### REQUEST
For every line in the data below that contains "icon", copy the line.

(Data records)

⁂

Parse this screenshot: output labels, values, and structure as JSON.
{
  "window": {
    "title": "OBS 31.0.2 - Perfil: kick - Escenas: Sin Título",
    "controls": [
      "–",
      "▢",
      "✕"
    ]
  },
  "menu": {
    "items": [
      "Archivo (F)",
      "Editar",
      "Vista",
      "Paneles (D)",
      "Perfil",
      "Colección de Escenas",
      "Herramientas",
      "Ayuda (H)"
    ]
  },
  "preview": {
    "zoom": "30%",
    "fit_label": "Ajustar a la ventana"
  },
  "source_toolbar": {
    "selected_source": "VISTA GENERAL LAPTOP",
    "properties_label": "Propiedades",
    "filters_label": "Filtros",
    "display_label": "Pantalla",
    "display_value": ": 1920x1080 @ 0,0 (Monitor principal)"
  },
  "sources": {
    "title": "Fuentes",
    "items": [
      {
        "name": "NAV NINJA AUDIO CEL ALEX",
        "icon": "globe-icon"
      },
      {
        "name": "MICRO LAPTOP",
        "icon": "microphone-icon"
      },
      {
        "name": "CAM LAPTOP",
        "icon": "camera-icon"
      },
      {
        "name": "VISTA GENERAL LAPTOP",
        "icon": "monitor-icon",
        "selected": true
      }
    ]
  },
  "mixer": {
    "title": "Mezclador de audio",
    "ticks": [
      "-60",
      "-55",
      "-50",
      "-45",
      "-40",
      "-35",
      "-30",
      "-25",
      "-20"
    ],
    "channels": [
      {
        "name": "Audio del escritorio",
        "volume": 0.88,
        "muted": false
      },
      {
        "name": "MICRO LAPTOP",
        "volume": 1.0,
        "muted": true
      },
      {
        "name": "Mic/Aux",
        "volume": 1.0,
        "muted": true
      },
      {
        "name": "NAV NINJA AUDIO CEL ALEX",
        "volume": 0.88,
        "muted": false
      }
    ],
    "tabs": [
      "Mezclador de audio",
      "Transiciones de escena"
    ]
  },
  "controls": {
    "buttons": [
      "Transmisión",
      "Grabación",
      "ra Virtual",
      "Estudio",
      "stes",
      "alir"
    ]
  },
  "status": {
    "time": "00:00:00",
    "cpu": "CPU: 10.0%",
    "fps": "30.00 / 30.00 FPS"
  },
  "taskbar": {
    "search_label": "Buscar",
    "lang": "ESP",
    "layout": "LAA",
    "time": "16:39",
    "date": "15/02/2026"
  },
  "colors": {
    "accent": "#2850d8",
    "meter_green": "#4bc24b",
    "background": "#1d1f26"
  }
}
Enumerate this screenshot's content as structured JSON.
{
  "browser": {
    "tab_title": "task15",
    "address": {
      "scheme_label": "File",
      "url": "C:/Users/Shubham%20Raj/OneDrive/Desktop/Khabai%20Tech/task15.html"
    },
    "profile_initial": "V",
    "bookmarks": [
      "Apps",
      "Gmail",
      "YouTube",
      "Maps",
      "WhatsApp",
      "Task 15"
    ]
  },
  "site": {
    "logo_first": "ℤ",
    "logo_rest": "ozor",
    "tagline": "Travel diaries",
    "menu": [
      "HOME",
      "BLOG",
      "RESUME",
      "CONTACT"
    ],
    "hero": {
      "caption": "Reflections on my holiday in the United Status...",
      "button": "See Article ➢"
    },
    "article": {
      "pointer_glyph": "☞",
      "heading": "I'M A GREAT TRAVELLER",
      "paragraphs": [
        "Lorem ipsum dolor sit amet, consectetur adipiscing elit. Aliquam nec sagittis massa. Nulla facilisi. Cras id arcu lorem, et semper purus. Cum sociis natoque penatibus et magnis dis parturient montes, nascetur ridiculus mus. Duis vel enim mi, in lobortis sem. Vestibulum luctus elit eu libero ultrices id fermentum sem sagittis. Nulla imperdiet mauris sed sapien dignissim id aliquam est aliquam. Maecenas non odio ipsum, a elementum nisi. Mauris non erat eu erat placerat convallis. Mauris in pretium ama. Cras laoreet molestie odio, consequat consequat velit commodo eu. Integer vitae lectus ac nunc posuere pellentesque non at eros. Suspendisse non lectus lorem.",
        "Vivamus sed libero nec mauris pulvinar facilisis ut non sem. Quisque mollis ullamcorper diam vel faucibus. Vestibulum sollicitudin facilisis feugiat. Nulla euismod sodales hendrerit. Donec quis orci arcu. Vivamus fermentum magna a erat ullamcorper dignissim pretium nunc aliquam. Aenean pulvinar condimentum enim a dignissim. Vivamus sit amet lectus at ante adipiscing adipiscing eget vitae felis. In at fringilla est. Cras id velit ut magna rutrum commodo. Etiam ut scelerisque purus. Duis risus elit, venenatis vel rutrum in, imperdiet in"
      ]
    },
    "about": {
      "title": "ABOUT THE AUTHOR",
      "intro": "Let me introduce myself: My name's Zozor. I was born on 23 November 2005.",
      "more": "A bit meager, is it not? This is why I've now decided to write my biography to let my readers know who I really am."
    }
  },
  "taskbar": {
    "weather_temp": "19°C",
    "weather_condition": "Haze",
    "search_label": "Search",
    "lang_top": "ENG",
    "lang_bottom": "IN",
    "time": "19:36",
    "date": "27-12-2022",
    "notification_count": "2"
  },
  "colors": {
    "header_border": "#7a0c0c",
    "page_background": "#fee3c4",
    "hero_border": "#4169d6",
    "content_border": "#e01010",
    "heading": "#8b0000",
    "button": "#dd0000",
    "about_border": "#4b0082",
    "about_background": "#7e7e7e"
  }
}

⁂

### FULL RESPONSE
        "icon": "globe-icon"
        "icon": "microphone-icon"
        "icon": "camera-icon"
        "icon": "monitor-icon",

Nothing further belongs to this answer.